WRITTEN EXERCISE:
Find the string "marker" in the listing and report every line that has it.

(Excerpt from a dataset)
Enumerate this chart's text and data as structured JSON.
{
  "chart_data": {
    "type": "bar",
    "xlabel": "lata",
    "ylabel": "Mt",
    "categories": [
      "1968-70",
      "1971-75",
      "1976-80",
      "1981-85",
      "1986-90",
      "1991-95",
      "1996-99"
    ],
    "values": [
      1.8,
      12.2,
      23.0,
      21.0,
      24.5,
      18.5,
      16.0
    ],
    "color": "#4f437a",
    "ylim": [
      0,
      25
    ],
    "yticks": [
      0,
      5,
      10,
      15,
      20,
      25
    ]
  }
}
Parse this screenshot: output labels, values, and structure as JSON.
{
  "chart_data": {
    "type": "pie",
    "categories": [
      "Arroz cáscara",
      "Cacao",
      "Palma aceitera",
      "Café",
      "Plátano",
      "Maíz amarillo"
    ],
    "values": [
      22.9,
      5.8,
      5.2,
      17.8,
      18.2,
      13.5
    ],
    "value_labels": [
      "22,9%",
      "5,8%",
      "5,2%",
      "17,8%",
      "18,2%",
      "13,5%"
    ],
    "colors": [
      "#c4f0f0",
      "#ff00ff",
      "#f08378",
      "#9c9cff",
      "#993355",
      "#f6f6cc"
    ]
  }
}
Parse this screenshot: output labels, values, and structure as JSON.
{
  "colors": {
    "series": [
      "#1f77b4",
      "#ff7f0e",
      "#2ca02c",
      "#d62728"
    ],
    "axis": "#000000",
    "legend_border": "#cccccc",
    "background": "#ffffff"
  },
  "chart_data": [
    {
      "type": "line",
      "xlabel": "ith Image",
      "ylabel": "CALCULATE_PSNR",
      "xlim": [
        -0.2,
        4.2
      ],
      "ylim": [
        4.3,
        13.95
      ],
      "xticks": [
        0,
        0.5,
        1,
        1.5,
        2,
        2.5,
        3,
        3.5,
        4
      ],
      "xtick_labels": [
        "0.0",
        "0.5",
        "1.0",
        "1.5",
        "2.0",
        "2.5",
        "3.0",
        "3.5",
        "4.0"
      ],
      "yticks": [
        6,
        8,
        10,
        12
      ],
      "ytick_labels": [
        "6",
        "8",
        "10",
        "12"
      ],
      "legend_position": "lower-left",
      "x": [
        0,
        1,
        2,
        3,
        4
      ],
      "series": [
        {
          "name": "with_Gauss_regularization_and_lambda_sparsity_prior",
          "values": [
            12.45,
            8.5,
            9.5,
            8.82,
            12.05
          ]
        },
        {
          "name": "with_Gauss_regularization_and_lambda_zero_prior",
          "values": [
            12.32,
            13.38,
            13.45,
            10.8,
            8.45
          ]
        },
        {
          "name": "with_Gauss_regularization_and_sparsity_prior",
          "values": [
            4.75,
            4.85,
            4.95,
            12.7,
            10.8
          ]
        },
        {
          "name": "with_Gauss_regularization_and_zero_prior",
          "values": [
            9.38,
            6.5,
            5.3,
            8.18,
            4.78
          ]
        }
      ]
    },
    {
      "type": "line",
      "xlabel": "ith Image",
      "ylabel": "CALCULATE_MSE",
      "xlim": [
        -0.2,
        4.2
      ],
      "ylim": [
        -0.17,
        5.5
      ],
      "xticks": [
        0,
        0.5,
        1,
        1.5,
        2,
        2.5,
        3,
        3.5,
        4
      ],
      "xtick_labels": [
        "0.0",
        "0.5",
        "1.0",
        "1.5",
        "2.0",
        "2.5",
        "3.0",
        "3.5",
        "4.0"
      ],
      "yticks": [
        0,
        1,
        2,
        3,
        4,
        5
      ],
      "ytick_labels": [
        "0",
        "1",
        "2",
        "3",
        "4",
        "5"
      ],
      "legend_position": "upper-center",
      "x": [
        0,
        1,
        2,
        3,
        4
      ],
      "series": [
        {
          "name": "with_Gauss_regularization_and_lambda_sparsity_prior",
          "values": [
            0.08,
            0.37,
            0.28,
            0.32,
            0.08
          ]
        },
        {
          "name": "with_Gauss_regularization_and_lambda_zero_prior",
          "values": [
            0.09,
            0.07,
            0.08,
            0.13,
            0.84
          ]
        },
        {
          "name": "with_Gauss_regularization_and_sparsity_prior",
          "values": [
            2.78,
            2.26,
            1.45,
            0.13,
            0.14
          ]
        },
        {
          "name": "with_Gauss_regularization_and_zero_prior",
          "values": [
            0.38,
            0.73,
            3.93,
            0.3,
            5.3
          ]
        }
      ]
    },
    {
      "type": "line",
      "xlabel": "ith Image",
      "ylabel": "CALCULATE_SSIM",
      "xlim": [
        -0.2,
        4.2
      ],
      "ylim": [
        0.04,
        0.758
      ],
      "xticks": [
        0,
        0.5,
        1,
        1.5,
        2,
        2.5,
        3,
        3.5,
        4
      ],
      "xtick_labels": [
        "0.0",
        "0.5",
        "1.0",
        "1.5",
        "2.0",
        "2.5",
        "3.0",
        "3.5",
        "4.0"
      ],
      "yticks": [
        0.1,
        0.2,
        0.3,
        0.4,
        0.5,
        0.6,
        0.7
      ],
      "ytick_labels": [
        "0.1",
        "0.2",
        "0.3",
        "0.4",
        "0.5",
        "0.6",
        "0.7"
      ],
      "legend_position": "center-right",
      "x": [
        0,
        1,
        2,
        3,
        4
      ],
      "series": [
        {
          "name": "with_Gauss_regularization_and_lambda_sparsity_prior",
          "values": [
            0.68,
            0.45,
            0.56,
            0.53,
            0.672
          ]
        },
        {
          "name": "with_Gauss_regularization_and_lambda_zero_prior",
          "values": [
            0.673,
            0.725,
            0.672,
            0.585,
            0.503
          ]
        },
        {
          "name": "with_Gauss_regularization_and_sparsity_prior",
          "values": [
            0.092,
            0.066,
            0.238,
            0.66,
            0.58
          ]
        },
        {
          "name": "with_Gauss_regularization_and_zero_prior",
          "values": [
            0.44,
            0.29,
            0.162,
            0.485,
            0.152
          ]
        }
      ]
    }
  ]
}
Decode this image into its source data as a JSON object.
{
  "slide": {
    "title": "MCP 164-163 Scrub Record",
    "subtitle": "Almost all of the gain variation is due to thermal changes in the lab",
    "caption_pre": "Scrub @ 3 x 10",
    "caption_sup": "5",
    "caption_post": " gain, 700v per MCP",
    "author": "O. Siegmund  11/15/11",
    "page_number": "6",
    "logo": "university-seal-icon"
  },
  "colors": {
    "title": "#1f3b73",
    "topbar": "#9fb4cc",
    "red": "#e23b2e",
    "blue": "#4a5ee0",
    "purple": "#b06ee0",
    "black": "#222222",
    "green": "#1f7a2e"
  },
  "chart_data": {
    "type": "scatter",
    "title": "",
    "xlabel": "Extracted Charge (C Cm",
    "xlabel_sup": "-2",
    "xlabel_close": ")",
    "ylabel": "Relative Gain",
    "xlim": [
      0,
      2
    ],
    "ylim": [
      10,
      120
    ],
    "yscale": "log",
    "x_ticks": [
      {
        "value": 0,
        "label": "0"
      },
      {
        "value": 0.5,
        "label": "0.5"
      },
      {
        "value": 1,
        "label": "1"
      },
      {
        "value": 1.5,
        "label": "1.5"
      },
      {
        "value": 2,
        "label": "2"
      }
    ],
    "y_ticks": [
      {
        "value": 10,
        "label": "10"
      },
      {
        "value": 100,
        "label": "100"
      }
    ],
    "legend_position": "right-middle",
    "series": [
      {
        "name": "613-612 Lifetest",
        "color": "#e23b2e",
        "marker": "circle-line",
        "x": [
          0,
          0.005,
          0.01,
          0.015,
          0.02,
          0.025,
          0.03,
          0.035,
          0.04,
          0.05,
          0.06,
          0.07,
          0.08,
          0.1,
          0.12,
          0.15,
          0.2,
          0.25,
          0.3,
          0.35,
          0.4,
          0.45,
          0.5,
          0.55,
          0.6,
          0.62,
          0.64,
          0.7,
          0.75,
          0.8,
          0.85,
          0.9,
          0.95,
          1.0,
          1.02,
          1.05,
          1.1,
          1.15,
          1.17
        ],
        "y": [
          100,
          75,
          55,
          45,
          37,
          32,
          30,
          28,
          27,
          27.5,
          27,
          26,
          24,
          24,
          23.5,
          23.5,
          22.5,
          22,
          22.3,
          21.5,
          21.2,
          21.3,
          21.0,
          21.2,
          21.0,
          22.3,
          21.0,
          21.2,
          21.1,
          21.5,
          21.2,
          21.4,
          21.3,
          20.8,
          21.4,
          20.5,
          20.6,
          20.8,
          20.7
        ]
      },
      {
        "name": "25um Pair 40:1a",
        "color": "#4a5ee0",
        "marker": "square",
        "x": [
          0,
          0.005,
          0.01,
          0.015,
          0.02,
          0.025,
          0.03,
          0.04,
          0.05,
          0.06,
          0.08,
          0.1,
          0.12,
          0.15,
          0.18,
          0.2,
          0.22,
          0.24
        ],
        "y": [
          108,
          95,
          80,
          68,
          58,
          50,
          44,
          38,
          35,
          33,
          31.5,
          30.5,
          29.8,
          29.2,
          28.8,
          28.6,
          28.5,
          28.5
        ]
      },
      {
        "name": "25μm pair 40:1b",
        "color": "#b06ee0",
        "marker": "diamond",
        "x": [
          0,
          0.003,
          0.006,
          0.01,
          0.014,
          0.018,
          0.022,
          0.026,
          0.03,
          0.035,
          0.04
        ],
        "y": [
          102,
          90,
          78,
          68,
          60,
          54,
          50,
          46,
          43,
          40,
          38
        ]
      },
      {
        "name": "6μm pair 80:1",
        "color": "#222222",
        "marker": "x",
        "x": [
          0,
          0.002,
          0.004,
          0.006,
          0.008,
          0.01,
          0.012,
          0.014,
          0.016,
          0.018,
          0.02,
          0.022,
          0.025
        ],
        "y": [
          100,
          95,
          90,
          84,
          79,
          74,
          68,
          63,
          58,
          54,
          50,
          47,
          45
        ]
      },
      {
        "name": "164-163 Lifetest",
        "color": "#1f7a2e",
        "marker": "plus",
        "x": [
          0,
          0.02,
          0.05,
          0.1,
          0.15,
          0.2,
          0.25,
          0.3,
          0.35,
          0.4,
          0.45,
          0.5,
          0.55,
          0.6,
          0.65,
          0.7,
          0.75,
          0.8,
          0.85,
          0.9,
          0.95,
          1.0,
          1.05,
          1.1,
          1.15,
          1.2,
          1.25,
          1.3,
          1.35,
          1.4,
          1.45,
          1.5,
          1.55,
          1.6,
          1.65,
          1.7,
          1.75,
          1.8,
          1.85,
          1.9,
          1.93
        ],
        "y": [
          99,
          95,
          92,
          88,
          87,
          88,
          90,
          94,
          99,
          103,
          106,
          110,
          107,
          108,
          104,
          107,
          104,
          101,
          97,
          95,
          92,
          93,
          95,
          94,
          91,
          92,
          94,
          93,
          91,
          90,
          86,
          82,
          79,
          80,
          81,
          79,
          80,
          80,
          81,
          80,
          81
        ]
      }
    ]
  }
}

REPLY TO THE EXERCISE:
        "marker": "circle-line",
        "marker": "square",
        "marker": "diamond",
        "marker": "x",
        "marker": "plus",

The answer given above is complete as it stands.